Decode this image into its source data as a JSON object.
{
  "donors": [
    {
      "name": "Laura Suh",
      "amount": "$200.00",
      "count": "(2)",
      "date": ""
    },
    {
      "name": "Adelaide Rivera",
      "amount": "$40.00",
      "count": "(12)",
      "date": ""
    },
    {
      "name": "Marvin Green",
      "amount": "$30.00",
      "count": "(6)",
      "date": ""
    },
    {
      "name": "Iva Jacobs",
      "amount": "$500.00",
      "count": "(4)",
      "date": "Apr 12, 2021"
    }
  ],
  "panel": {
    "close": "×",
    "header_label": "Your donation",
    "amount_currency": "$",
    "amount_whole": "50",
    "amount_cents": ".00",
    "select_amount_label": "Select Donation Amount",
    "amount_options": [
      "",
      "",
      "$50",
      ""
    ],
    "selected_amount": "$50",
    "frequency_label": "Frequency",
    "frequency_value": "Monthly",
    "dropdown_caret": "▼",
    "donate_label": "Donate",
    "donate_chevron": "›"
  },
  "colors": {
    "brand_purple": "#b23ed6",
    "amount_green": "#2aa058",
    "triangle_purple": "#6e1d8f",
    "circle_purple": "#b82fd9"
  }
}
##########
**Objective:**
Set down every line of the listing above again, exactly as given.

**The response:**
Decode this image into its source data as a JSON object.
{
  "donors": [
    {
      "name": "Laura Suh",
      "amount": "$200.00",
      "count": "(2)",
      "date": ""
    },
    {
      "name": "Adelaide Rivera",
      "amount": "$40.00",
      "count": "(12)",
      "date": ""
    },
    {
      "name": "Marvin Green",
      "amount": "$30.00",
      "count": "(6)",
      "date": ""
    },
    {
      "name": "Iva Jacobs",
      "amount": "$500.00",
      "count": "(4)",
      "date": "Apr 12, 2021"
    }
  ],
  "panel": {
    "close": "×",
    "header_label": "Your donation",
    "amount_currency": "$",
    "amount_whole": "50",
    "amount_cents": ".00",
    "select_amount_label": "Select Donation Amount",
    "amount_options": [
      "",
      "",
      "$50",
      ""
    ],
    "selected_amount": "$50",
    "frequency_label": "Frequency",
    "frequency_value": "Monthly",
    "dropdown_caret": "▼",
    "donate_label": "Donate",
    "donate_chevron": "›"
  },
  "colors": {
    "brand_purple": "#b23ed6",
    "amount_green": "#2aa058",
    "triangle_purple": "#6e1d8f",
    "circle_purple": "#b82fd9"
  }
}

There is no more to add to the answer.